Directions for this task: Pick out every line with the word "JSON" and copy it.
— START —
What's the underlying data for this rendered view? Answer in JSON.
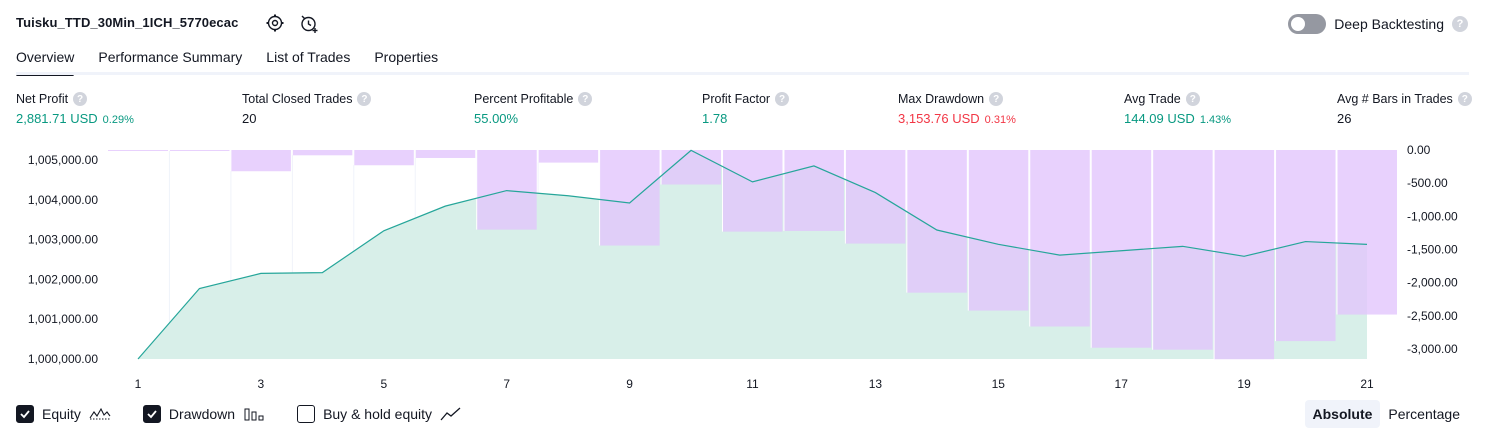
{
  "header": {
    "strategy_title": "Tuisku_TTD_30Min_1ICH_5770ecac",
    "settings_icon": "gear-icon",
    "alert_icon": "alarm-clock-plus-icon",
    "deep_backtesting_label": "Deep Backtesting",
    "deep_backtesting_enabled": false,
    "help_glyph": "?"
  },
  "tabs": [
    {
      "label": "Overview",
      "active": true
    },
    {
      "label": "Performance Summary",
      "active": false
    },
    {
      "label": "List of Trades",
      "active": false
    },
    {
      "label": "Properties",
      "active": false
    }
  ],
  "metrics": [
    {
      "label": "Net Profit",
      "value": "2,881.71 USD",
      "pct": "0.29%",
      "color": "#089981"
    },
    {
      "label": "Total Closed Trades",
      "value": "20",
      "pct": "",
      "color": "#131722"
    },
    {
      "label": "Percent Profitable",
      "value": "55.00%",
      "pct": "",
      "color": "#089981"
    },
    {
      "label": "Profit Factor",
      "value": "1.78",
      "pct": "",
      "color": "#089981"
    },
    {
      "label": "Max Drawdown",
      "value": "3,153.76 USD",
      "pct": "0.31%",
      "color": "#f23645"
    },
    {
      "label": "Avg Trade",
      "value": "144.09 USD",
      "pct": "1.43%",
      "color": "#089981"
    },
    {
      "label": "Avg # Bars in Trades",
      "value": "26",
      "pct": "",
      "color": "#131722"
    }
  ],
  "chart_data": {
    "type": "area",
    "x": [
      1,
      2,
      3,
      4,
      5,
      6,
      7,
      8,
      9,
      10,
      11,
      12,
      13,
      14,
      15,
      16,
      17,
      18,
      19,
      20,
      21
    ],
    "x_tick_labels": [
      "1",
      "3",
      "5",
      "7",
      "9",
      "11",
      "13",
      "15",
      "17",
      "19",
      "21"
    ],
    "left_axis_ticks": [
      "1,005,000.00",
      "1,004,000.00",
      "1,003,000.00",
      "1,002,000.00",
      "1,001,000.00",
      "1,000,000.00"
    ],
    "left_ylim": [
      1000000,
      1005250
    ],
    "right_axis_ticks": [
      "0.00",
      "-500.00",
      "-1,000.00",
      "-1,500.00",
      "-2,000.00",
      "-2,500.00",
      "-3,000.00"
    ],
    "right_ylim": [
      -3150,
      0
    ],
    "grid": "vertical",
    "series": [
      {
        "name": "Equity",
        "kind": "area-line",
        "color": "#26a69a",
        "fill": "#d8efe9",
        "values": [
          1000000,
          1001770,
          1002150,
          1002170,
          1003220,
          1003840,
          1004230,
          1004100,
          1003920,
          1005240,
          1004450,
          1004850,
          1004180,
          1003240,
          1002880,
          1002610,
          1002720,
          1002830,
          1002580,
          1002950,
          1002880
        ]
      },
      {
        "name": "Drawdown",
        "kind": "bars",
        "color": "#e1c4fd",
        "values": [
          -10,
          -10,
          -320,
          -80,
          -230,
          -120,
          -1200,
          -190,
          -1440,
          -520,
          -1230,
          -1220,
          -1410,
          -2150,
          -2420,
          -2660,
          -2980,
          -3010,
          -3153.76,
          -2880,
          -2480
        ]
      }
    ]
  },
  "legend": [
    {
      "label": "Equity",
      "checked": true,
      "icon": "equity-line-icon"
    },
    {
      "label": "Drawdown",
      "checked": true,
      "icon": "drawdown-bars-icon"
    },
    {
      "label": "Buy & hold equity",
      "checked": false,
      "icon": "buy-hold-line-icon"
    }
  ],
  "scale": {
    "absolute_label": "Absolute",
    "percentage_label": "Percentage",
    "selected": "Absolute"
  }
}
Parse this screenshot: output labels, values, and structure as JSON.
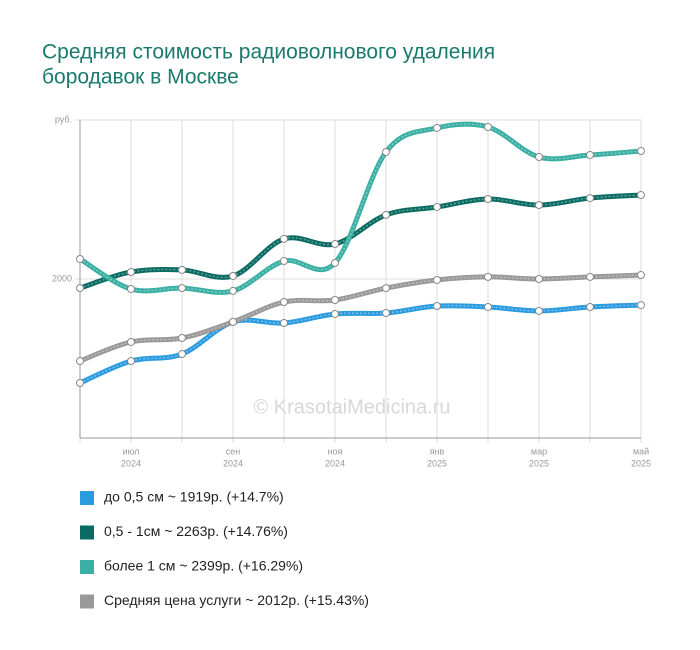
{
  "chart_data": {
    "type": "line",
    "title_lines": [
      "Средняя стоимость радиоволнового удаления",
      "бородавок в Москве"
    ],
    "watermark": "© KrasotaiMedicina.ru",
    "categories": [
      null,
      "июл",
      null,
      "сен",
      null,
      "ноя",
      null,
      "янв",
      null,
      "мар",
      null,
      "май"
    ],
    "category_years": [
      null,
      "2024",
      null,
      "2024",
      null,
      "2024",
      null,
      "2025",
      null,
      "2025",
      null,
      "2025"
    ],
    "ylim": [
      1000,
      3000
    ],
    "yticks": [
      {
        "value": 3000,
        "label": "руб."
      },
      2000
    ],
    "grid": true,
    "series": [
      {
        "name": "до 0,5 см ~ 1919р. (+14.7%)",
        "color": "#2b9be0",
        "values": [
          1346,
          1484,
          1528,
          1730,
          1723,
          1780,
          1786,
          1830,
          1824,
          1799,
          1824,
          1836
        ]
      },
      {
        "name": "0,5 - 1см ~ 2263р. (+14.76%)",
        "color": "#0a6b62",
        "values": [
          1943,
          2044,
          2057,
          2019,
          2252,
          2220,
          2403,
          2453,
          2503,
          2465,
          2509,
          2528
        ]
      },
      {
        "name": "более 1 см ~ 2399р. (+16.29%)",
        "color": "#3aafa3",
        "values": [
          2126,
          1937,
          1943,
          1925,
          2113,
          2101,
          2799,
          2950,
          2956,
          2767,
          2780,
          2805
        ]
      },
      {
        "name": "Средняя цена услуги ~ 2012р. (+15.43%)",
        "color": "#999999",
        "values": [
          1484,
          1604,
          1629,
          1730,
          1855,
          1868,
          1943,
          1994,
          2013,
          2000,
          2013,
          2025
        ]
      }
    ]
  }
}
— END —
Finished answer:
What's the underlying data for this rendered view? Answer in JSON.
Parse this screenshot: output labels, values, and structure as JSON.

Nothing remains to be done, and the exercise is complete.